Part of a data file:
-- begin --

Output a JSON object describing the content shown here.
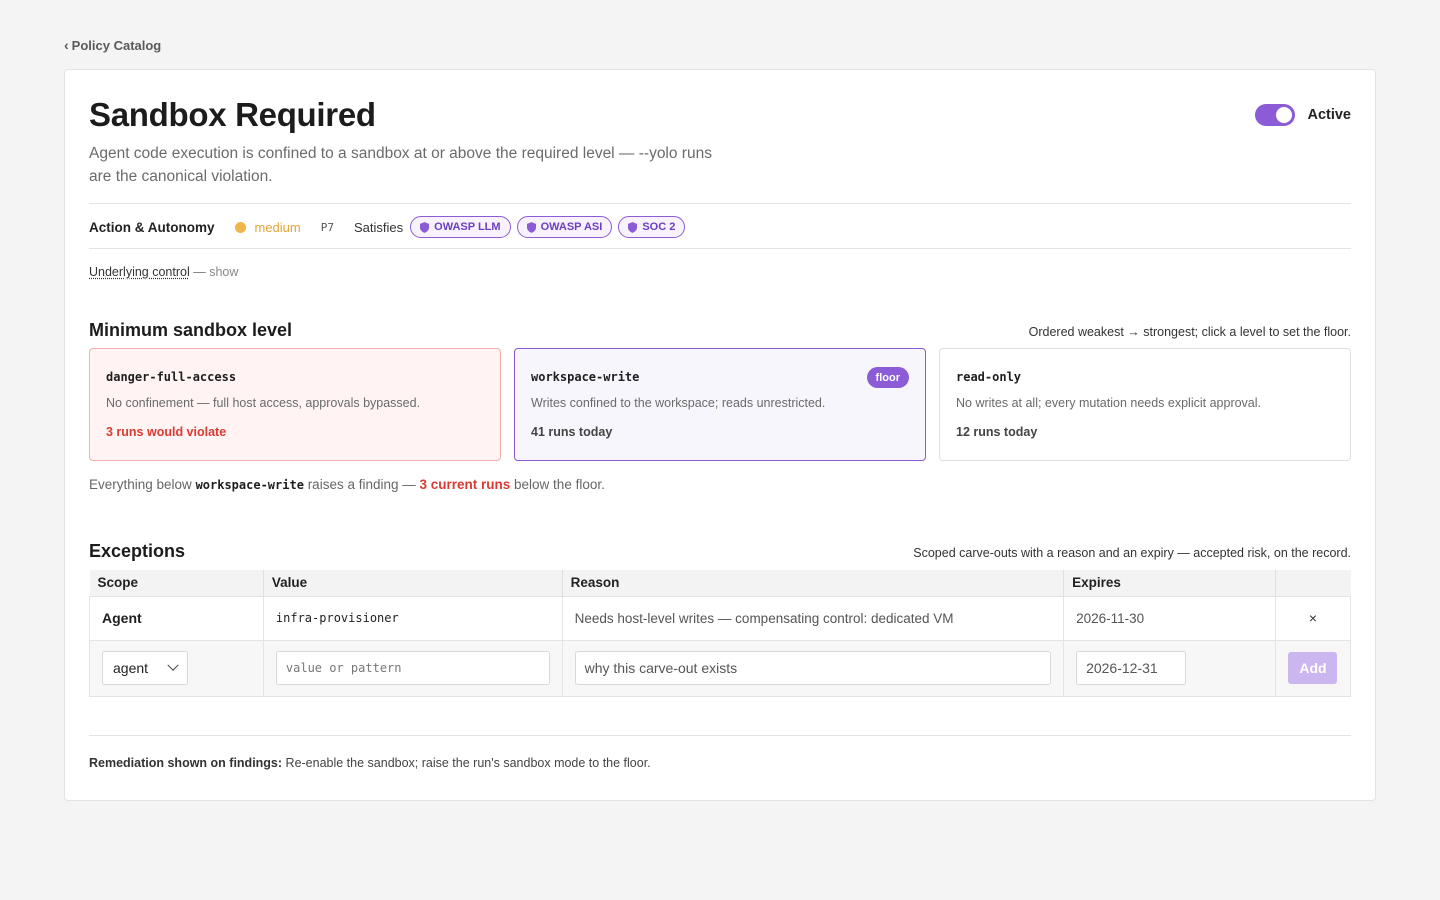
{
  "breadcrumb": {
    "back_label": "Policy Catalog"
  },
  "policy": {
    "title": "Sandbox Required",
    "description": "Agent code execution is confined to a sandbox at or above the required level — --yolo runs are the canonical violation.",
    "status_label": "Active",
    "active": true
  },
  "meta": {
    "category": "Action & Autonomy",
    "severity": "medium",
    "severity_color": "#f0b64a",
    "priority": "P7",
    "satisfies_label": "Satisfies",
    "frameworks": [
      "OWASP LLM",
      "OWASP ASI",
      "SOC 2"
    ],
    "framework_icon": "shield-icon"
  },
  "control": {
    "link_label": "Underlying control",
    "separator": " — ",
    "toggle_label": "show"
  },
  "sandbox": {
    "heading": "Minimum sandbox level",
    "note": "Ordered weakest → strongest; click a level to set the floor.",
    "floor_badge": "floor",
    "levels": [
      {
        "name": "danger-full-access",
        "description": "No confinement — full host access, approvals bypassed.",
        "runs": "3 runs would violate"
      },
      {
        "name": "workspace-write",
        "description": "Writes confined to the workspace; reads unrestricted.",
        "runs": "41 runs today"
      },
      {
        "name": "read-only",
        "description": "No writes at all; every mutation needs explicit approval.",
        "runs": "12 runs today"
      }
    ],
    "below_prefix": "Everything below ",
    "below_level": "workspace-write",
    "below_mid": " raises a finding — ",
    "below_count": "3 current runs",
    "below_suffix": " below the floor."
  },
  "exceptions": {
    "heading": "Exceptions",
    "note": "Scoped carve-outs with a reason and an expiry — accepted risk, on the record.",
    "columns": [
      "Scope",
      "Value",
      "Reason",
      "Expires",
      ""
    ],
    "rows": [
      {
        "scope": "Agent",
        "value": "infra-provisioner",
        "reason": "Needs host-level writes — compensating control: dedicated VM",
        "expires": "2026-11-30",
        "remove": "×"
      }
    ],
    "new": {
      "scope_value": "agent",
      "value_placeholder": "value or pattern",
      "reason_placeholder": "why this carve-out exists",
      "expires_value": "2026-12-31",
      "add_label": "Add"
    }
  },
  "remediation": {
    "label": "Remediation shown on findings:",
    "text": " Re-enable the sandbox; raise the run's sandbox mode to the floor."
  }
}
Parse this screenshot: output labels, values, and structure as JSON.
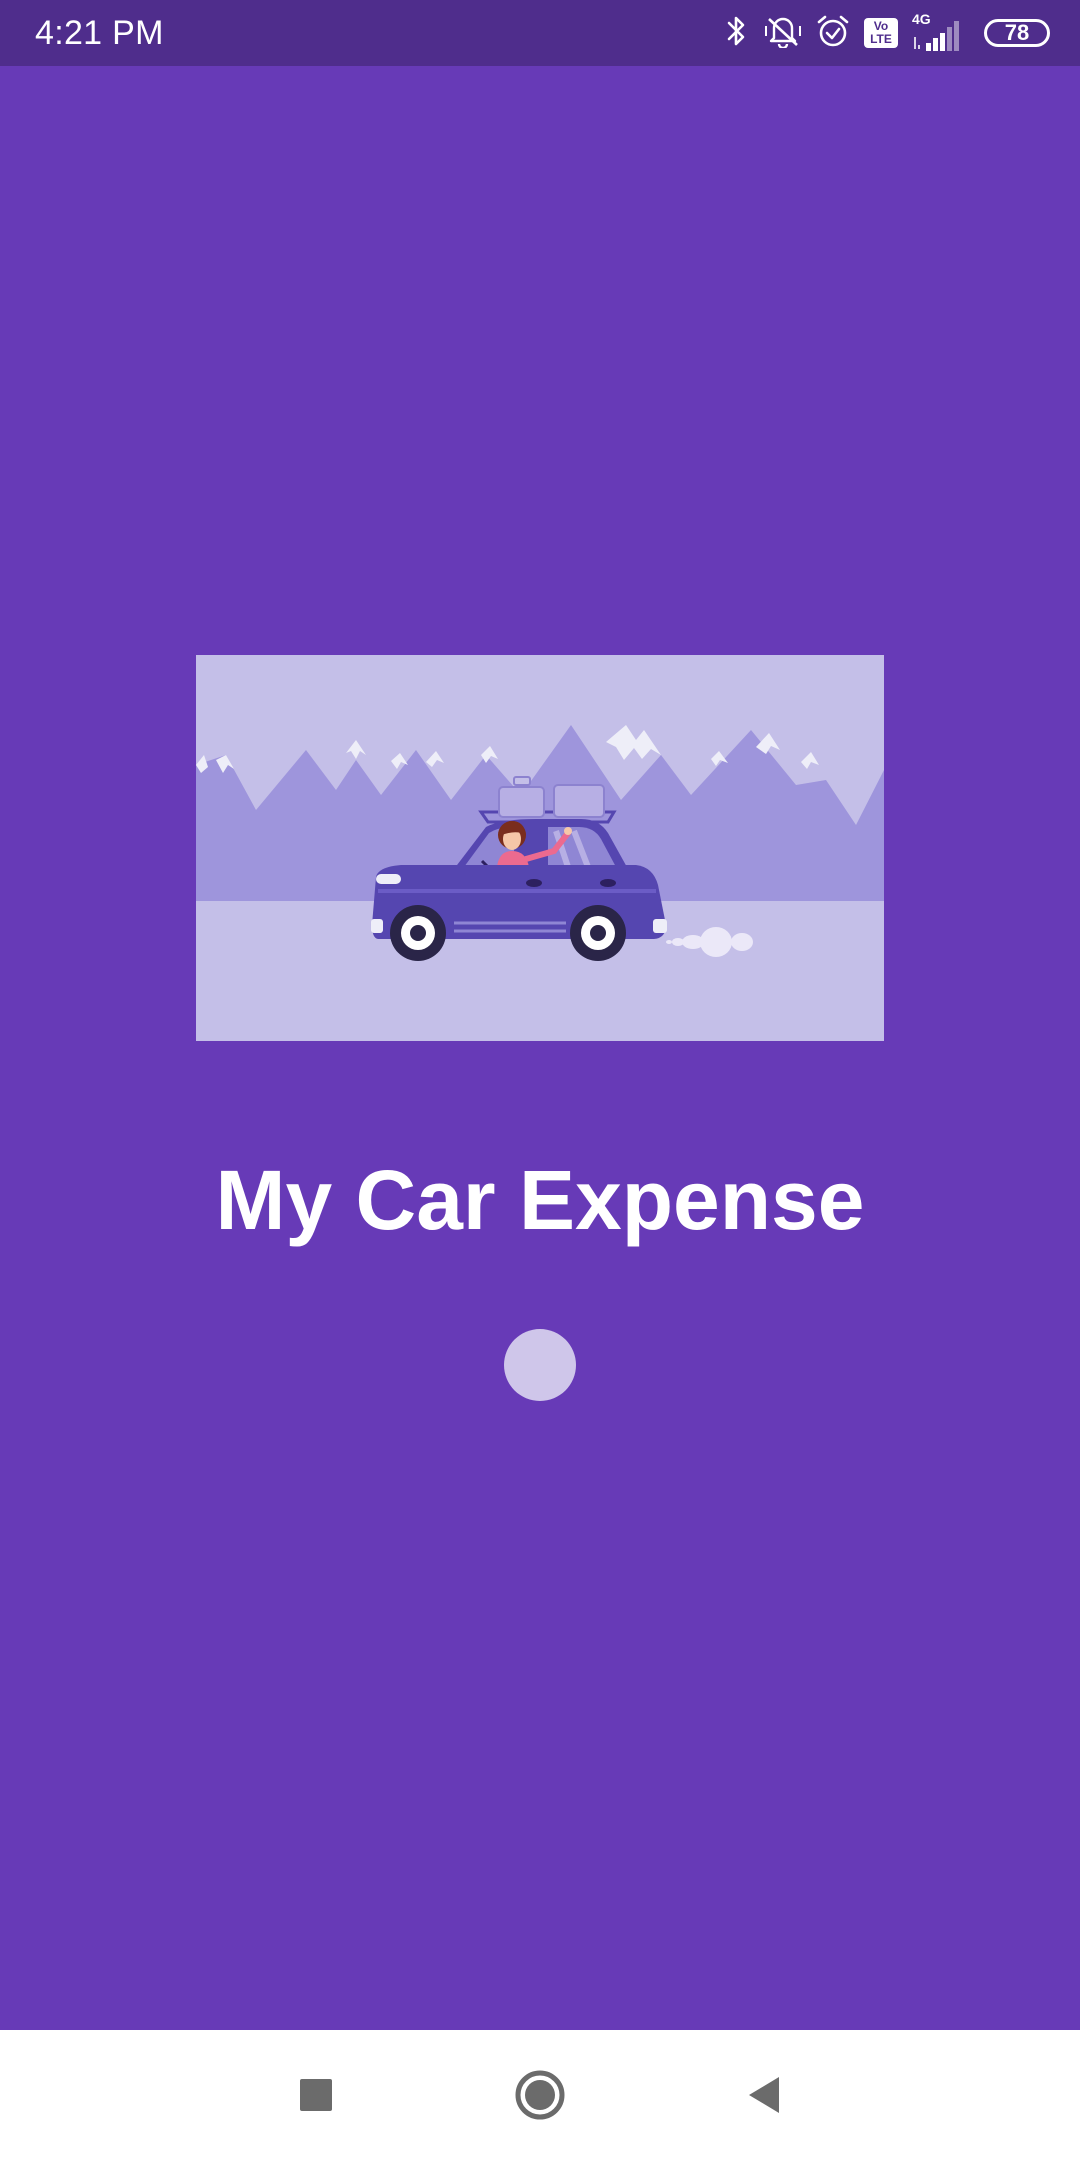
{
  "status_bar": {
    "time": "4:21 PM",
    "network_type": "4G",
    "volte_label_top": "Vo",
    "volte_label_bottom": "LTE",
    "battery_level": "78",
    "icons": [
      "bluetooth-icon",
      "vibrate-icon",
      "alarm-icon",
      "volte-icon",
      "signal-icon",
      "battery-icon"
    ]
  },
  "splash": {
    "app_title": "My Car Expense",
    "illustration": "car-travel-illustration",
    "loading_indicator": "loading-dot"
  },
  "nav_bar": {
    "buttons": [
      "recent-apps-button",
      "home-button",
      "back-button"
    ]
  },
  "colors": {
    "background": "#673ab7",
    "status_bar": "#4f2d8c",
    "illustration_sky": "#c4bfe8",
    "mountains": "#9e95dc",
    "car": "#5546b0",
    "loader": "#cfc6ea",
    "nav_bar": "#ffffff"
  }
}
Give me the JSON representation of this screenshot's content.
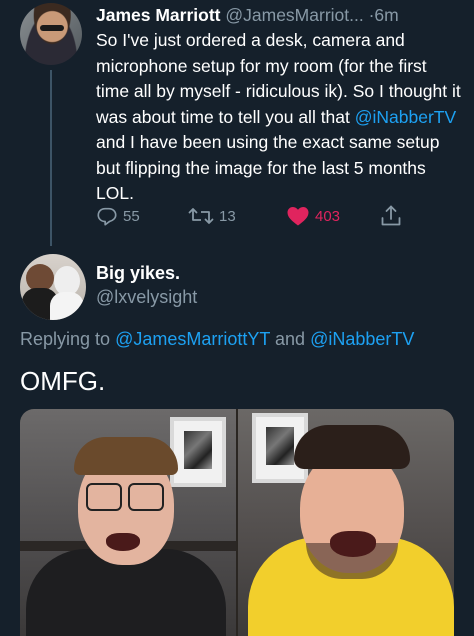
{
  "tweet1": {
    "name": "James Marriott",
    "handle": "@JamesMarriot...",
    "separator": "·",
    "time": "6m",
    "text_part1": "So I've just ordered a desk, camera and microphone setup for my room (for the first time all by myself - ridiculous ik). So I thought it was about time to tell you all that ",
    "mention": "@iNabberTV",
    "text_part2": " and I have been using the exact same setup but flipping the image for the last 5 months LOL.",
    "replies": "55",
    "retweets": "13",
    "likes": "403"
  },
  "tweet2": {
    "name": "Big yikes.",
    "handle": "@lxvelysight",
    "replying_prefix": "Replying to ",
    "replying_to_1": "@JamesMarriottYT",
    "replying_and": " and ",
    "replying_to_2": "@iNabberTV",
    "text": "OMFG."
  },
  "colors": {
    "background": "#15202b",
    "text": "#ffffff",
    "muted": "#8899a6",
    "link": "#1da1f2",
    "like": "#e0245e",
    "thread_line": "#3d5466"
  },
  "icons": {
    "reply": "reply-bubble-icon",
    "retweet": "retweet-arrows-icon",
    "like": "heart-filled-icon",
    "share": "share-upload-icon"
  }
}
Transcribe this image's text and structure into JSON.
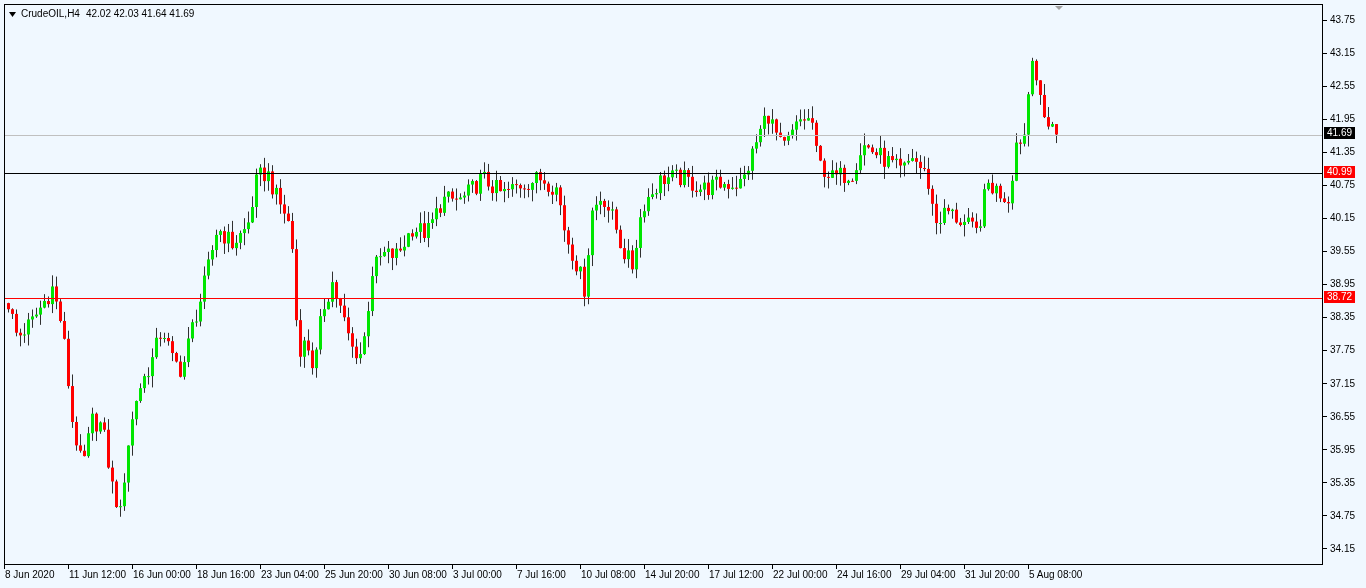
{
  "header": {
    "symbol": "CrudeOIL,H4",
    "quote": "42.02 42.03 41.64 41.69"
  },
  "price_axis": {
    "labels": [
      "43.75",
      "43.15",
      "42.55",
      "41.95",
      "41.35",
      "40.75",
      "40.15",
      "39.55",
      "38.95",
      "38.35",
      "37.75",
      "37.15",
      "36.55",
      "35.95",
      "35.35",
      "34.75",
      "34.15"
    ]
  },
  "levels": [
    {
      "price": "41.69",
      "kind": "price",
      "color": "#c0c0c0"
    },
    {
      "price": "40.99",
      "kind": "alert",
      "color": "#000000"
    },
    {
      "price": "38.72",
      "kind": "alert",
      "color": "#ff0000"
    }
  ],
  "time_axis": {
    "labels": [
      "8 Jun 2020",
      "11 Jun 12:00",
      "16 Jun 00:00",
      "18 Jun 16:00",
      "23 Jun 04:00",
      "25 Jun 20:00",
      "30 Jun 08:00",
      "3 Jul 00:00",
      "7 Jul 16:00",
      "10 Jul 08:00",
      "14 Jul 20:00",
      "17 Jul 12:00",
      "22 Jul 00:00",
      "24 Jul 16:00",
      "29 Jul 04:00",
      "31 Jul 20:00",
      "5 Aug 08:00"
    ]
  }
}
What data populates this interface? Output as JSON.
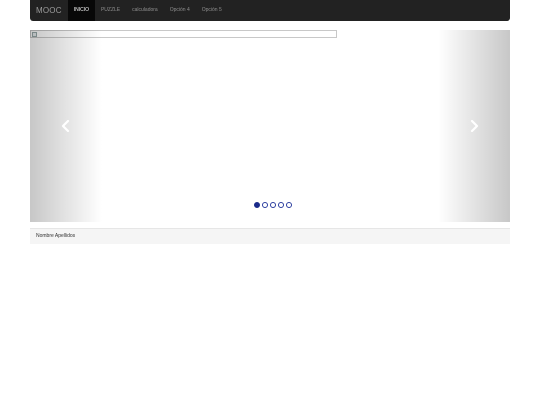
{
  "navbar": {
    "brand": "MOOC",
    "items": [
      {
        "label": "INICIO",
        "active": true
      },
      {
        "label": "PUZZLE",
        "active": false
      },
      {
        "label": "calculadora",
        "active": false
      },
      {
        "label": "Opción 4",
        "active": false
      },
      {
        "label": "Opción 5",
        "active": false
      }
    ]
  },
  "carousel": {
    "slide_count": 5,
    "active_index": 0,
    "prev_icon": "chevron-left-icon",
    "next_icon": "chevron-right-icon",
    "indicator_color": "#1a2a8a"
  },
  "footer": {
    "text": "Nombre Apellidos"
  }
}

-- end --

WHAT TO WORK ON: Omit every picture, and otherwise quote the entries exactly.

RESULT OF THE EXERCISE:
Output a JSON object describing the content shown here.
{
  "breadcrumb": {
    "back_label": "Policy Catalog"
  },
  "policy": {
    "title": "Sandbox Required",
    "description": "Agent code execution is confined to a sandbox at or above the required level — --yolo runs are the canonical violation.",
    "status_label": "Active",
    "active": true
  },
  "meta": {
    "category": "Action & Autonomy",
    "severity": "medium",
    "severity_color": "#f0b64a",
    "priority": "P7",
    "satisfies_label": "Satisfies",
    "frameworks": [
      "OWASP LLM",
      "OWASP ASI",
      "SOC 2"
    ],
    "framework_icon": "shield-icon"
  },
  "control": {
    "link_label": "Underlying control",
    "separator": " — ",
    "toggle_label": "show"
  },
  "sandbox": {
    "heading": "Minimum sandbox level",
    "note": "Ordered weakest → strongest; click a level to set the floor.",
    "floor_badge": "floor",
    "levels": [
      {
        "name": "danger-full-access",
        "description": "No confinement — full host access, approvals bypassed.",
        "runs": "3 runs would violate"
      },
      {
        "name": "workspace-write",
        "description": "Writes confined to the workspace; reads unrestricted.",
        "runs": "41 runs today"
      },
      {
        "name": "read-only",
        "description": "No writes at all; every mutation needs explicit approval.",
        "runs": "12 runs today"
      }
    ],
    "below_prefix": "Everything below ",
    "below_level": "workspace-write",
    "below_mid": " raises a finding — ",
    "below_count": "3 current runs",
    "below_suffix": " below the floor."
  },
  "exceptions": {
    "heading": "Exceptions",
    "note": "Scoped carve-outs with a reason and an expiry — accepted risk, on the record.",
    "columns": [
      "Scope",
      "Value",
      "Reason",
      "Expires",
      ""
    ],
    "rows": [
      {
        "scope": "Agent",
        "value": "infra-provisioner",
        "reason": "Needs host-level writes — compensating control: dedicated VM",
        "expires": "2026-11-30",
        "remove": "×"
      }
    ],
    "new": {
      "scope_value": "agent",
      "value_placeholder": "value or pattern",
      "reason_placeholder": "why this carve-out exists",
      "expires_value": "2026-12-31",
      "add_label": "Add"
    }
  },
  "remediation": {
    "label": "Remediation shown on findings:",
    "text": " Re-enable the sandbox; raise the run's sandbox mode to the floor."
  }
}
Parse this screenshot: output labels, values, and structure as JSON.
{
  "status_bar": {
    "time": "4:21 PM",
    "network_type": "4G",
    "volte_label_top": "Vo",
    "volte_label_bottom": "LTE",
    "battery_level": "78",
    "icons": [
      "bluetooth-icon",
      "vibrate-icon",
      "alarm-icon",
      "volte-icon",
      "signal-icon",
      "battery-icon"
    ]
  },
  "splash": {
    "app_title": "My Car Expense",
    "illustration": "car-travel-illustration",
    "loading_indicator": "loading-dot"
  },
  "nav_bar": {
    "buttons": [
      "recent-apps-button",
      "home-button",
      "back-button"
    ]
  },
  "colors": {
    "background": "#673ab7",
    "status_bar": "#4f2d8c",
    "illustration_sky": "#c4bfe8",
    "mountains": "#9e95dc",
    "car": "#5546b0",
    "loader": "#cfc6ea",
    "nav_bar": "#ffffff"
  }
}
Give me the JSON representation of this screenshot's content.
{
  "tweet1": {
    "name": "James Marriott",
    "handle": "@JamesMarriot...",
    "separator": "·",
    "time": "6m",
    "text_part1": "So I've just ordered a desk, camera and microphone setup for my room (for the first time all by myself - ridiculous ik). So I thought it was about time to tell you all that ",
    "mention": "@iNabberTV",
    "text_part2": " and I have been using the exact same setup but flipping the image for the last 5 months LOL.",
    "replies": "55",
    "retweets": "13",
    "likes": "403"
  },
  "tweet2": {
    "name": "Big yikes.",
    "handle": "@lxvelysight",
    "replying_prefix": "Replying to ",
    "replying_to_1": "@JamesMarriottYT",
    "replying_and": " and ",
    "replying_to_2": "@iNabberTV",
    "text": "OMFG."
  },
  "colors": {
    "background": "#15202b",
    "text": "#ffffff",
    "muted": "#8899a6",
    "link": "#1da1f2",
    "like": "#e0245e",
    "thread_line": "#3d5466"
  },
  "icons": {
    "reply": "reply-bubble-icon",
    "retweet": "retweet-arrows-icon",
    "like": "heart-filled-icon",
    "share": "share-upload-icon"
  }
}
Transcribe this image's text and structure into JSON.
{
  "header": {
    "symbol": "CrudeOIL,H4",
    "quote": "42.02 42.03 41.64 41.69"
  },
  "price_axis": {
    "labels": [
      "43.75",
      "43.15",
      "42.55",
      "41.95",
      "41.35",
      "40.75",
      "40.15",
      "39.55",
      "38.95",
      "38.35",
      "37.75",
      "37.15",
      "36.55",
      "35.95",
      "35.35",
      "34.75",
      "34.15"
    ]
  },
  "levels": [
    {
      "price": "41.69",
      "kind": "price",
      "color": "#c0c0c0"
    },
    {
      "price": "40.99",
      "kind": "alert",
      "color": "#000000"
    },
    {
      "price": "38.72",
      "kind": "alert",
      "color": "#ff0000"
    }
  ],
  "time_axis": {
    "labels": [
      "8 Jun 2020",
      "11 Jun 12:00",
      "16 Jun 00:00",
      "18 Jun 16:00",
      "23 Jun 04:00",
      "25 Jun 20:00",
      "30 Jun 08:00",
      "3 Jul 00:00",
      "7 Jul 16:00",
      "10 Jul 08:00",
      "14 Jul 20:00",
      "17 Jul 12:00",
      "22 Jul 00:00",
      "24 Jul 16:00",
      "29 Jul 04:00",
      "31 Jul 20:00",
      "5 Aug 08:00"
    ]
  }
}
What data populates this interface? Output as JSON.
{
  "navbar": {
    "brand": "MOOC",
    "items": [
      {
        "label": "INICIO",
        "active": true
      },
      {
        "label": "PUZZLE",
        "active": false
      },
      {
        "label": "calculadora",
        "active": false
      },
      {
        "label": "Opción 4",
        "active": false
      },
      {
        "label": "Opción 5",
        "active": false
      }
    ]
  },
  "carousel": {
    "slide_count": 5,
    "active_index": 0,
    "prev_icon": "chevron-left-icon",
    "next_icon": "chevron-right-icon",
    "indicator_color": "#1a2a8a"
  },
  "footer": {
    "text": "Nombre Apellidos"
  }
}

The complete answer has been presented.